▶ [Short task]:
Identify the lines that contain the string "structured" and copy all of them.

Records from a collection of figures
'''

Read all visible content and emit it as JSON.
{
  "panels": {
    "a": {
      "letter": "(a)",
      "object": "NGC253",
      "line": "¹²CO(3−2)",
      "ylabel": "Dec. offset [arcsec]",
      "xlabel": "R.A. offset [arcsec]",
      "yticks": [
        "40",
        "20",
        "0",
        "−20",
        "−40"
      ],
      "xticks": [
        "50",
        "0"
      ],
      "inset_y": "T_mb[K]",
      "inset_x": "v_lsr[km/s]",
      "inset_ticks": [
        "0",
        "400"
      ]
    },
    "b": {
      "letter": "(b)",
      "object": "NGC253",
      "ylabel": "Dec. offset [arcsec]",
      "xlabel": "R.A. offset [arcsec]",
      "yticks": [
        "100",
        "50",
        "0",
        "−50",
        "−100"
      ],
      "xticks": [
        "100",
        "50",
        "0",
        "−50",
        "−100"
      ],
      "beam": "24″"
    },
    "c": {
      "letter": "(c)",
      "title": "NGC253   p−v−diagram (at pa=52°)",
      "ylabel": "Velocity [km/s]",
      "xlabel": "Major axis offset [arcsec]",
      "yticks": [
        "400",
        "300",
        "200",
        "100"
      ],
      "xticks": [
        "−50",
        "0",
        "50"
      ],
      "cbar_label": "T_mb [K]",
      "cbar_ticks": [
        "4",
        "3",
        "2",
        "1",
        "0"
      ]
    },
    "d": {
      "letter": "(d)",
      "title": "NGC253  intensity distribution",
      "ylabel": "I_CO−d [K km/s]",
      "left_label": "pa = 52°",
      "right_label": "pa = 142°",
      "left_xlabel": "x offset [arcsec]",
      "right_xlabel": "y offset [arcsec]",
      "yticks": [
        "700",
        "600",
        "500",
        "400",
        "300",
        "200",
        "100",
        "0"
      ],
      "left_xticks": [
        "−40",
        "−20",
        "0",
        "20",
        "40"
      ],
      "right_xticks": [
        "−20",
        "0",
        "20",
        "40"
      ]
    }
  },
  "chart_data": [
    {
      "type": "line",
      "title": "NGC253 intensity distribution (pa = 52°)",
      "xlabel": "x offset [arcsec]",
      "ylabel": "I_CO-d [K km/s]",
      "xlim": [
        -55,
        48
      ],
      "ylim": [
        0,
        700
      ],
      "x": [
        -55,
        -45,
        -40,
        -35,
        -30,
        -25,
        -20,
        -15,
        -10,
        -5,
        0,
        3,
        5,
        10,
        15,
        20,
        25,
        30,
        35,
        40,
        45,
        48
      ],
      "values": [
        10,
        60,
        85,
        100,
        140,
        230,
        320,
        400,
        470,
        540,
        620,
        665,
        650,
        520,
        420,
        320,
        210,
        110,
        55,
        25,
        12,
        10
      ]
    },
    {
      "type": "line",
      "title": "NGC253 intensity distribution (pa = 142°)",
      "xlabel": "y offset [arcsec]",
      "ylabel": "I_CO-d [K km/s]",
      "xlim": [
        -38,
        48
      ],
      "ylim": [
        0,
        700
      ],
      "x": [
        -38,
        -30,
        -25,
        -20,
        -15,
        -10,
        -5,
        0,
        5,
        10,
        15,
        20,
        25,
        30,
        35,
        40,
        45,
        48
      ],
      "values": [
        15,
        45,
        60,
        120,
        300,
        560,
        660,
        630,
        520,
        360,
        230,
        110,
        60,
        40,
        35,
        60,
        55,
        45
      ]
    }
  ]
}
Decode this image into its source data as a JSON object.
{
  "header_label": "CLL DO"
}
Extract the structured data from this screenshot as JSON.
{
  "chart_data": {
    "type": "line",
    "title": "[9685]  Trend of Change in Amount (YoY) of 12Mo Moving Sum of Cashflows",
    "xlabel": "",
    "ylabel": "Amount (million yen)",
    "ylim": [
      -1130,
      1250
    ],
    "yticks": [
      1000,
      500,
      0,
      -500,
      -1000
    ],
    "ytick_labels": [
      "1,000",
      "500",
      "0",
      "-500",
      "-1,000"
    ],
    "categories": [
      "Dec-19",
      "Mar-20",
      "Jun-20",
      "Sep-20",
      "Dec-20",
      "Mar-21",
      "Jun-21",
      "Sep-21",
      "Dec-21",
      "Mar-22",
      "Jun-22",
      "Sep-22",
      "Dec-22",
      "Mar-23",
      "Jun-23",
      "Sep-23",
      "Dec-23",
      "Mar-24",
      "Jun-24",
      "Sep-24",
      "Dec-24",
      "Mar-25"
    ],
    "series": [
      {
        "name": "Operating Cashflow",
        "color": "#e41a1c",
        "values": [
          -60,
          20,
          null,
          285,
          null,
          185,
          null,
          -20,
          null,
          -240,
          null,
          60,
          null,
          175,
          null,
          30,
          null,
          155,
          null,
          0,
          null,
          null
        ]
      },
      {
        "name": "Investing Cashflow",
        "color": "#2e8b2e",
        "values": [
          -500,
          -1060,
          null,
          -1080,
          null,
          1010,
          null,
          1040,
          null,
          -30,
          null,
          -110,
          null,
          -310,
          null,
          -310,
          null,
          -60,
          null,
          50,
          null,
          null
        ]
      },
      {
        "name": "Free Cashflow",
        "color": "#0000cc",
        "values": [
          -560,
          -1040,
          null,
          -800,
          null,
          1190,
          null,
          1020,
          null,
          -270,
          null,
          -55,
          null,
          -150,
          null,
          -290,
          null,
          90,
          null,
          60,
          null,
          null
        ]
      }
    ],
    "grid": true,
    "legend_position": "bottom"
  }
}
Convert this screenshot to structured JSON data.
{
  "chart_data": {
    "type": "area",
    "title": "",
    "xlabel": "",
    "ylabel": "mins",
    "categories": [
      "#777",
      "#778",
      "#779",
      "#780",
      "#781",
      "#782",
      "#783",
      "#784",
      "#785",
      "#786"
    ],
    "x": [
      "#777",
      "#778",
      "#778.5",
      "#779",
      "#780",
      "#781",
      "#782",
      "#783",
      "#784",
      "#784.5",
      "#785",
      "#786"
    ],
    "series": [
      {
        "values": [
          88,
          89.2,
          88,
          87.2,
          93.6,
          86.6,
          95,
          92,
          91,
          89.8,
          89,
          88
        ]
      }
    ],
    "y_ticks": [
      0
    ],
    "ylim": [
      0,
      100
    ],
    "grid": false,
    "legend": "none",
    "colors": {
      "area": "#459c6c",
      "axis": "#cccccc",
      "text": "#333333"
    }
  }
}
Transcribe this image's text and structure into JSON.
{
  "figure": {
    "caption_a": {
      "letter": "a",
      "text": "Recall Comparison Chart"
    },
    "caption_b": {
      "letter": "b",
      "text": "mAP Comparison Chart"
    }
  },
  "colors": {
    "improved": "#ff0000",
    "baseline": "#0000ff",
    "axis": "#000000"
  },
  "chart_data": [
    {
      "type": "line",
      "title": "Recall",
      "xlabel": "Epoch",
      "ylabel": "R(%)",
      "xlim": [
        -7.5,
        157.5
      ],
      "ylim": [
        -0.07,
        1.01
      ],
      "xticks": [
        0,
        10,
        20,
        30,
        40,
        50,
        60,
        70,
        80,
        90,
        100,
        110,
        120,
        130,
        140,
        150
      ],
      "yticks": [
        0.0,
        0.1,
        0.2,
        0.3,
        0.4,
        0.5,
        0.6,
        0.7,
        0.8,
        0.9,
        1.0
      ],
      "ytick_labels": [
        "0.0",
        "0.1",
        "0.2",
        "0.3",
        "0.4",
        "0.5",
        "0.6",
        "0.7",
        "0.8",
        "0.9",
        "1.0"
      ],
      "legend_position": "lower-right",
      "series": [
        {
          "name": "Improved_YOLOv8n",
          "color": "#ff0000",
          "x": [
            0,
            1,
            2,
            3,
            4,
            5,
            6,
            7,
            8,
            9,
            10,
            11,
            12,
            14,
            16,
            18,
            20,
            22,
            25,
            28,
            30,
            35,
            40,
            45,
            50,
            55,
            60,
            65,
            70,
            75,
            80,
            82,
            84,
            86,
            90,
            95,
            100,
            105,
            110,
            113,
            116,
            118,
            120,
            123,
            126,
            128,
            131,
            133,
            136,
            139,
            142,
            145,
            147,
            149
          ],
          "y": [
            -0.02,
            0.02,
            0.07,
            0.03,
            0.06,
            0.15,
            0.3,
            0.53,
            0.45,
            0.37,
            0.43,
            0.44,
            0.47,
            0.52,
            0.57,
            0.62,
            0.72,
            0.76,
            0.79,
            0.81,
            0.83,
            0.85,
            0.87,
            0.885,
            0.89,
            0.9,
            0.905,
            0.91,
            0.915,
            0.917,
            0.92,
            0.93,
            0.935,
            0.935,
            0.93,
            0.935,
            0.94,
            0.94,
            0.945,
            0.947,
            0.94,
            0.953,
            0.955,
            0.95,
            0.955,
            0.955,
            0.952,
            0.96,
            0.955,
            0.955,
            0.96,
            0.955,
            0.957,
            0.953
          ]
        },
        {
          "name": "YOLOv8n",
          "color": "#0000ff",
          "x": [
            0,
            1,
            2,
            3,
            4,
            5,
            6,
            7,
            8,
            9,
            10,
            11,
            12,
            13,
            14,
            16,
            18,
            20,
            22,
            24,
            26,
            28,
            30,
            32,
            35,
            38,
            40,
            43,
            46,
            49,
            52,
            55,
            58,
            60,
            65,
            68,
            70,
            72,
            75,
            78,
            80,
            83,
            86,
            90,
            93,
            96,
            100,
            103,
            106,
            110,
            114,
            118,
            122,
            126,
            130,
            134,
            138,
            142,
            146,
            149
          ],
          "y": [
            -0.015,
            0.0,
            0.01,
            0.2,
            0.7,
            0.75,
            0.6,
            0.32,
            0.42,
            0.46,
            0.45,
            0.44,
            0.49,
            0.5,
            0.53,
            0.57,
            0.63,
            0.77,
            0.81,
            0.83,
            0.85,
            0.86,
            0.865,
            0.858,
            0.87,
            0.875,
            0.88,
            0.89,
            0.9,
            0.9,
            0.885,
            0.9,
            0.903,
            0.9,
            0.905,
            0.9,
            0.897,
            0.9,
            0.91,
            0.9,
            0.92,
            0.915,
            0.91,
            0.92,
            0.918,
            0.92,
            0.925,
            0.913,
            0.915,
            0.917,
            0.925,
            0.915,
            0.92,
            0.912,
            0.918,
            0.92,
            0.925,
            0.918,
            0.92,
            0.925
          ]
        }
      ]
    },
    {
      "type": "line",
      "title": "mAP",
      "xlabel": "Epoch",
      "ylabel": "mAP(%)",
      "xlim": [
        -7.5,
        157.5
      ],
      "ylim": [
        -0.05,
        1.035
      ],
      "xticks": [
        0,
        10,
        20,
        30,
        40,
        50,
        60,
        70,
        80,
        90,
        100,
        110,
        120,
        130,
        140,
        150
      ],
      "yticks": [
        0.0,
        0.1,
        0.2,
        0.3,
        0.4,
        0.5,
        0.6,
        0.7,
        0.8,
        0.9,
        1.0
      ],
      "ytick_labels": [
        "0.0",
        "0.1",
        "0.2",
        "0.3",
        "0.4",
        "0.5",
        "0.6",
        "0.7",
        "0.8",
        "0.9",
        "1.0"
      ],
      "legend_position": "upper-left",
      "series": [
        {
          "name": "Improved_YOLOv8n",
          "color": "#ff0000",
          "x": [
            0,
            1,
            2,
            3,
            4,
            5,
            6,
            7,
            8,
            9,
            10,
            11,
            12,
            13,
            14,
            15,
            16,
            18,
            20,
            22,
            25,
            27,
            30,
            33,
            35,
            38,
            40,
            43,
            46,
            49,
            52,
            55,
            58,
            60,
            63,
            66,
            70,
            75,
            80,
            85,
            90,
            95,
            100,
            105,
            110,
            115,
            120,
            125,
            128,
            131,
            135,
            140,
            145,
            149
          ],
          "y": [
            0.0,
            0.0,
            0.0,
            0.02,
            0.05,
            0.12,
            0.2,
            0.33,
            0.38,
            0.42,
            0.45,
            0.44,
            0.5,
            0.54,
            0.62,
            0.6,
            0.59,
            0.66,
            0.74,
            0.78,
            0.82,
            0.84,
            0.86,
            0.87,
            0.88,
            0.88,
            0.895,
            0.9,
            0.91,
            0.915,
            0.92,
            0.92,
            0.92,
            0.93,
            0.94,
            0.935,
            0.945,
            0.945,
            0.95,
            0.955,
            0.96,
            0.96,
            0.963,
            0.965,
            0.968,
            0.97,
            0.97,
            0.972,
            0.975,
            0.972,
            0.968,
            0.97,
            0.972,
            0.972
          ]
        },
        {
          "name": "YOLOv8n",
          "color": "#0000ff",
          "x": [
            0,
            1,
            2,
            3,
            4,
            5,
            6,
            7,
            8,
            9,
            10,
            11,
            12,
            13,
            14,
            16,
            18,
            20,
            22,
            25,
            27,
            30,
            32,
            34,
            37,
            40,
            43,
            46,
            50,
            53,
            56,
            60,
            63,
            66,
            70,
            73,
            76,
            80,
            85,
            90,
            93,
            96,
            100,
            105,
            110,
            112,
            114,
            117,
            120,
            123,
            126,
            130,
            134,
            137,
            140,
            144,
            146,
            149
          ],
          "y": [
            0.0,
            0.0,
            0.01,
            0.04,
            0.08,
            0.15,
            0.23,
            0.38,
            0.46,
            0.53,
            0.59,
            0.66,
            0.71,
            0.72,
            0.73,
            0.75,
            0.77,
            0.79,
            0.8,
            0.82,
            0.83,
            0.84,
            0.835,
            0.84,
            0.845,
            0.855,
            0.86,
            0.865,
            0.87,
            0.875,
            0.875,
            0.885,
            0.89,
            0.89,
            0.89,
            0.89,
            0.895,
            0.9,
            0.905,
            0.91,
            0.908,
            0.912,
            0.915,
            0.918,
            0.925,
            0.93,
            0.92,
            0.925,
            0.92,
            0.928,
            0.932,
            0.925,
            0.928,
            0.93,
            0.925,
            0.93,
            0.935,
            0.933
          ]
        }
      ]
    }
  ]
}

'''

▶ [The completed task]:
Extract the structured data from this screenshot as JSON.
Convert this screenshot to structured JSON data.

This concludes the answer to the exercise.